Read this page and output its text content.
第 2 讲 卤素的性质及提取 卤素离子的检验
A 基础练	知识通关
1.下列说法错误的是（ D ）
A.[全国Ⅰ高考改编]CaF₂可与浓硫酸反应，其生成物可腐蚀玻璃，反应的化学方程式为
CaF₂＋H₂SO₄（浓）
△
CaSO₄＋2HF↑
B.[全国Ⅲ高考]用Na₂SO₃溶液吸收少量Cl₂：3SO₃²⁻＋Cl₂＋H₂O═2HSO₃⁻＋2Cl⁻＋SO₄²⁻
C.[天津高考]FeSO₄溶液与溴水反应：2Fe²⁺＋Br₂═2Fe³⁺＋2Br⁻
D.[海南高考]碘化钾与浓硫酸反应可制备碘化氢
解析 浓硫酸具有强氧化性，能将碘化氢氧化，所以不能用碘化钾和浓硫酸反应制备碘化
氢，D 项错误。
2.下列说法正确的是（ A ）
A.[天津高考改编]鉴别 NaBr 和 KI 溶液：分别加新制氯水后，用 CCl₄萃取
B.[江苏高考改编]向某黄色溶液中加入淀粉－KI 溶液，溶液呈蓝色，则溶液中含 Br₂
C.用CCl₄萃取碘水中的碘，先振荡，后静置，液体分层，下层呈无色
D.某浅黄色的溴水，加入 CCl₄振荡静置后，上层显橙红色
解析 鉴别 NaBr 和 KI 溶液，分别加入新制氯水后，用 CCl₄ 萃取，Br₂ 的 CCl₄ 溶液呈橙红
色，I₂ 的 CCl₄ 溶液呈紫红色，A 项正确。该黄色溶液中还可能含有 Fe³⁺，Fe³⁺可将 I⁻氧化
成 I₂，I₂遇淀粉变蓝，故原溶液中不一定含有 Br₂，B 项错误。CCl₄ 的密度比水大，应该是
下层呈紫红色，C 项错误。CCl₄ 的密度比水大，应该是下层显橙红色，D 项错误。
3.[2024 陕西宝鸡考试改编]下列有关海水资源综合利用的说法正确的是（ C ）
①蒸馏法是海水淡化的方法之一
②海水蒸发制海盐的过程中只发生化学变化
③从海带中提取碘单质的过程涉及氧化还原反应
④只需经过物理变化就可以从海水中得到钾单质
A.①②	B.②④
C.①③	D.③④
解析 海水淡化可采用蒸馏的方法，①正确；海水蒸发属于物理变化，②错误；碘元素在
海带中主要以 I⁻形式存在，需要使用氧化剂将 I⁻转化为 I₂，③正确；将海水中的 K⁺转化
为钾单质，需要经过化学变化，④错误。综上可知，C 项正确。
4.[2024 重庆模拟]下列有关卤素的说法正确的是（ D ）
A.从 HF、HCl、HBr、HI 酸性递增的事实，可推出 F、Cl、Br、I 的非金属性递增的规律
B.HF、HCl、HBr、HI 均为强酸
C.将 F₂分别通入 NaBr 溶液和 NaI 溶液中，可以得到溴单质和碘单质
════════
• [Given request]: Of all the lines above, how many contain the word "的密度比水大"? Give the number and nothing else.

• [Solved problem]: 2